Task: What is needed here is an exact copy of every entry.

Records to use:
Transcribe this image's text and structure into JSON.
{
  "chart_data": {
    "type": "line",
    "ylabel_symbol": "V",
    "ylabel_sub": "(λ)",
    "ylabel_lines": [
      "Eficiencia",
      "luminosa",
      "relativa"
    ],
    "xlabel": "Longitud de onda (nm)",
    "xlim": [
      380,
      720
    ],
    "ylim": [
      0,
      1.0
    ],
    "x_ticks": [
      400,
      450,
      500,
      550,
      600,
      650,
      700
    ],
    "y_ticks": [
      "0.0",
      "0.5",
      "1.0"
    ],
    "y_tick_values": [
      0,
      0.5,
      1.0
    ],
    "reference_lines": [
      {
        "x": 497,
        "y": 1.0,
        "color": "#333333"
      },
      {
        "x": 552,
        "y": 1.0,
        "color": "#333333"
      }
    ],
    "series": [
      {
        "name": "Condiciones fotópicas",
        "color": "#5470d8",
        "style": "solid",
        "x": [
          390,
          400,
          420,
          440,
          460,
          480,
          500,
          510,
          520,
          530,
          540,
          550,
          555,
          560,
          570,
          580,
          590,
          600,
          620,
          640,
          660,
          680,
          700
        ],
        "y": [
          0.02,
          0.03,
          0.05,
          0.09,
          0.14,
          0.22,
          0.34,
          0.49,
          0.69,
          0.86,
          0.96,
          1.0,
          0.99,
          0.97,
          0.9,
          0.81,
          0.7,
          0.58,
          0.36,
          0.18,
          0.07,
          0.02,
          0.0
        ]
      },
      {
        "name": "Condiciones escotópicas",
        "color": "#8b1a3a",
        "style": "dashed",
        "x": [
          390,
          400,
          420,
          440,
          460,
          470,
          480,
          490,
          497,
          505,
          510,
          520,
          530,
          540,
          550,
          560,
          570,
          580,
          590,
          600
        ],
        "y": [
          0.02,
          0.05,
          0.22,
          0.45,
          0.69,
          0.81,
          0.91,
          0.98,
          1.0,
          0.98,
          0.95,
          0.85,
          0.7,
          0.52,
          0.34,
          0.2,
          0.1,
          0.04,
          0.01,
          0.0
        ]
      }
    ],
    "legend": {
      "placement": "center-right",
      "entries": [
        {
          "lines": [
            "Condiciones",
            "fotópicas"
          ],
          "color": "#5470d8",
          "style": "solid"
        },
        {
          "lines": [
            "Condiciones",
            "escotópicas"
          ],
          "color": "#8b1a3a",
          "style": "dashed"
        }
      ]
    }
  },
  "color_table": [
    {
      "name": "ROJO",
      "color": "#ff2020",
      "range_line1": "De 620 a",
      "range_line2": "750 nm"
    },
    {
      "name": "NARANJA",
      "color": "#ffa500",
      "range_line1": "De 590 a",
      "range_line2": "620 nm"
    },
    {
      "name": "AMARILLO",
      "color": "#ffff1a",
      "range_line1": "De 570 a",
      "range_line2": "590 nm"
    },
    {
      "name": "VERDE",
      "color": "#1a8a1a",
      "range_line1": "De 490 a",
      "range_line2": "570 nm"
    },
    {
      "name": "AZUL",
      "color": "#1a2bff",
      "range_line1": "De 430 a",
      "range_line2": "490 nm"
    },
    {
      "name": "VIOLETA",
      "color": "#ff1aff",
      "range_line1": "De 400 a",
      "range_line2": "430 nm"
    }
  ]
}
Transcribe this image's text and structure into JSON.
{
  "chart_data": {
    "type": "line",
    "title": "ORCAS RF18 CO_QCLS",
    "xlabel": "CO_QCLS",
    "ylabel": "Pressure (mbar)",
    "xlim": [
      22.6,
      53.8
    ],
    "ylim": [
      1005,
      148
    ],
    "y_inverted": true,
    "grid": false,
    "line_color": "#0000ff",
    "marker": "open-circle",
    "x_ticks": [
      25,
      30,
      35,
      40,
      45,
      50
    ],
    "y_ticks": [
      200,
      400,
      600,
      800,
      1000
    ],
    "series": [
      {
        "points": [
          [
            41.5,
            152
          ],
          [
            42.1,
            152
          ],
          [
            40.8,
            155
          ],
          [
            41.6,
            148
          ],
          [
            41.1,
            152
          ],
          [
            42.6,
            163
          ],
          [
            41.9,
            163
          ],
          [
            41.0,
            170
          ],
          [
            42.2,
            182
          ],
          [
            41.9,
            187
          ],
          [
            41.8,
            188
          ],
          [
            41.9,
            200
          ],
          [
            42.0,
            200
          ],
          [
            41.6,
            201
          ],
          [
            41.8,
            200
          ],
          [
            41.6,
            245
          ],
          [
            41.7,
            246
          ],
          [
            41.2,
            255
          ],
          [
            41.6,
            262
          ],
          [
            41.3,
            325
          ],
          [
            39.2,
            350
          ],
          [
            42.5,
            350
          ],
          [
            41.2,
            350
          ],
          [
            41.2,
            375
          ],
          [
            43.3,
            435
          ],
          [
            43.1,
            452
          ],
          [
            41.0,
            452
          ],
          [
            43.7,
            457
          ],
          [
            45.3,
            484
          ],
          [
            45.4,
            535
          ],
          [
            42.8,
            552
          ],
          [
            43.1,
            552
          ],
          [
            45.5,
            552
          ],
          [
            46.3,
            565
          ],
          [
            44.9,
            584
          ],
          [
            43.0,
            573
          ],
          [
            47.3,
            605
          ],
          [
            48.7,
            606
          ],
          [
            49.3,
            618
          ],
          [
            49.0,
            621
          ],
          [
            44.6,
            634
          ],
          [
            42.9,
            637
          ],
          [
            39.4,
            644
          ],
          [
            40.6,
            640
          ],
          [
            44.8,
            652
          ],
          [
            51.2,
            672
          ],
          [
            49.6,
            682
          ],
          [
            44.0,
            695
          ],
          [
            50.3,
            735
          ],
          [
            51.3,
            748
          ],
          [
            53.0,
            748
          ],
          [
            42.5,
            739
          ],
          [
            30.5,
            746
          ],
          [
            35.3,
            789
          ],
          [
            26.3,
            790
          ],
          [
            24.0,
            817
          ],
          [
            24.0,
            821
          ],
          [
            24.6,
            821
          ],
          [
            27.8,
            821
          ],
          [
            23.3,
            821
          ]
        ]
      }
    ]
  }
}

Answer to this exercise:
Transcribe this image's text and structure into JSON.
{
  "chart_data": {
    "type": "line",
    "ylabel_symbol": "V",
    "ylabel_sub": "(λ)",
    "ylabel_lines": [
      "Eficiencia",
      "luminosa",
      "relativa"
    ],
    "xlabel": "Longitud de onda (nm)",
    "xlim": [
      380,
      720
    ],
    "ylim": [
      0,
      1.0
    ],
    "x_ticks": [
      400,
      450,
      500,
      550,
      600,
      650,
      700
    ],
    "y_ticks": [
      "0.0",
      "0.5",
      "1.0"
    ],
    "y_tick_values": [
      0,
      0.5,
      1.0
    ],
    "reference_lines": [
      {
        "x": 497,
        "y": 1.0,
        "color": "#333333"
      },
      {
        "x": 552,
        "y": 1.0,
        "color": "#333333"
      }
    ],
    "series": [
      {
        "name": "Condiciones fotópicas",
        "color": "#5470d8",
        "style": "solid",
        "x": [
          390,
          400,
          420,
          440,
          460,
          480,
          500,
          510,
          520,
          530,
          540,
          550,
          555,
          560,
          570,
          580,
          590,
          600,
          620,
          640,
          660,
          680,
          700
        ],
        "y": [
          0.02,
          0.03,
          0.05,
          0.09,
          0.14,
          0.22,
          0.34,
          0.49,
          0.69,
          0.86,
          0.96,
          1.0,
          0.99,
          0.97,
          0.9,
          0.81,
          0.7,
          0.58,
          0.36,
          0.18,
          0.07,
          0.02,
          0.0
        ]
      },
      {
        "name": "Condiciones escotópicas",
        "color": "#8b1a3a",
        "style": "dashed",
        "x": [
          390,
          400,
          420,
          440,
          460,
          470,
          480,
          490,
          497,
          505,
          510,
          520,
          530,
          540,
          550,
          560,
          570,
          580,
          590,
          600
        ],
        "y": [
          0.02,
          0.05,
          0.22,
          0.45,
          0.69,
          0.81,
          0.91,
          0.98,
          1.0,
          0.98,
          0.95,
          0.85,
          0.7,
          0.52,
          0.34,
          0.2,
          0.1,
          0.04,
          0.01,
          0.0
        ]
      }
    ],
    "legend": {
      "placement": "center-right",
      "entries": [
        {
          "lines": [
            "Condiciones",
            "fotópicas"
          ],
          "color": "#5470d8",
          "style": "solid"
        },
        {
          "lines": [
            "Condiciones",
            "escotópicas"
          ],
          "color": "#8b1a3a",
          "style": "dashed"
        }
      ]
    }
  },
  "color_table": [
    {
      "name": "ROJO",
      "color": "#ff2020",
      "range_line1": "De 620 a",
      "range_line2": "750 nm"
    },
    {
      "name": "NARANJA",
      "color": "#ffa500",
      "range_line1": "De 590 a",
      "range_line2": "620 nm"
    },
    {
      "name": "AMARILLO",
      "color": "#ffff1a",
      "range_line1": "De 570 a",
      "range_line2": "590 nm"
    },
    {
      "name": "VERDE",
      "color": "#1a8a1a",
      "range_line1": "De 490 a",
      "range_line2": "570 nm"
    },
    {
      "name": "AZUL",
      "color": "#1a2bff",
      "range_line1": "De 430 a",
      "range_line2": "490 nm"
    },
    {
      "name": "VIOLETA",
      "color": "#ff1aff",
      "range_line1": "De 400 a",
      "range_line2": "430 nm"
    }
  ]
}
Transcribe this image's text and structure into JSON.
{
  "chart_data": {
    "type": "line",
    "title": "ORCAS RF18 CO_QCLS",
    "xlabel": "CO_QCLS",
    "ylabel": "Pressure (mbar)",
    "xlim": [
      22.6,
      53.8
    ],
    "ylim": [
      1005,
      148
    ],
    "y_inverted": true,
    "grid": false,
    "line_color": "#0000ff",
    "marker": "open-circle",
    "x_ticks": [
      25,
      30,
      35,
      40,
      45,
      50
    ],
    "y_ticks": [
      200,
      400,
      600,
      800,
      1000
    ],
    "series": [
      {
        "points": [
          [
            41.5,
            152
          ],
          [
            42.1,
            152
          ],
          [
            40.8,
            155
          ],
          [
            41.6,
            148
          ],
          [
            41.1,
            152
          ],
          [
            42.6,
            163
          ],
          [
            41.9,
            163
          ],
          [
            41.0,
            170
          ],
          [
            42.2,
            182
          ],
          [
            41.9,
            187
          ],
          [
            41.8,
            188
          ],
          [
            41.9,
            200
          ],
          [
            42.0,
            200
          ],
          [
            41.6,
            201
          ],
          [
            41.8,
            200
          ],
          [
            41.6,
            245
          ],
          [
            41.7,
            246
          ],
          [
            41.2,
            255
          ],
          [
            41.6,
            262
          ],
          [
            41.3,
            325
          ],
          [
            39.2,
            350
          ],
          [
            42.5,
            350
          ],
          [
            41.2,
            350
          ],
          [
            41.2,
            375
          ],
          [
            43.3,
            435
          ],
          [
            43.1,
            452
          ],
          [
            41.0,
            452
          ],
          [
            43.7,
            457
          ],
          [
            45.3,
            484
          ],
          [
            45.4,
            535
          ],
          [
            42.8,
            552
          ],
          [
            43.1,
            552
          ],
          [
            45.5,
            552
          ],
          [
            46.3,
            565
          ],
          [
            44.9,
            584
          ],
          [
            43.0,
            573
          ],
          [
            47.3,
            605
          ],
          [
            48.7,
            606
          ],
          [
            49.3,
            618
          ],
          [
            49.0,
            621
          ],
          [
            44.6,
            634
          ],
          [
            42.9,
            637
          ],
          [
            39.4,
            644
          ],
          [
            40.6,
            640
          ],
          [
            44.8,
            652
          ],
          [
            51.2,
            672
          ],
          [
            49.6,
            682
          ],
          [
            44.0,
            695
          ],
          [
            50.3,
            735
          ],
          [
            51.3,
            748
          ],
          [
            53.0,
            748
          ],
          [
            42.5,
            739
          ],
          [
            30.5,
            746
          ],
          [
            35.3,
            789
          ],
          [
            26.3,
            790
          ],
          [
            24.0,
            817
          ],
          [
            24.0,
            821
          ],
          [
            24.6,
            821
          ],
          [
            27.8,
            821
          ],
          [
            23.3,
            821
          ]
        ]
      }
    ]
  }
}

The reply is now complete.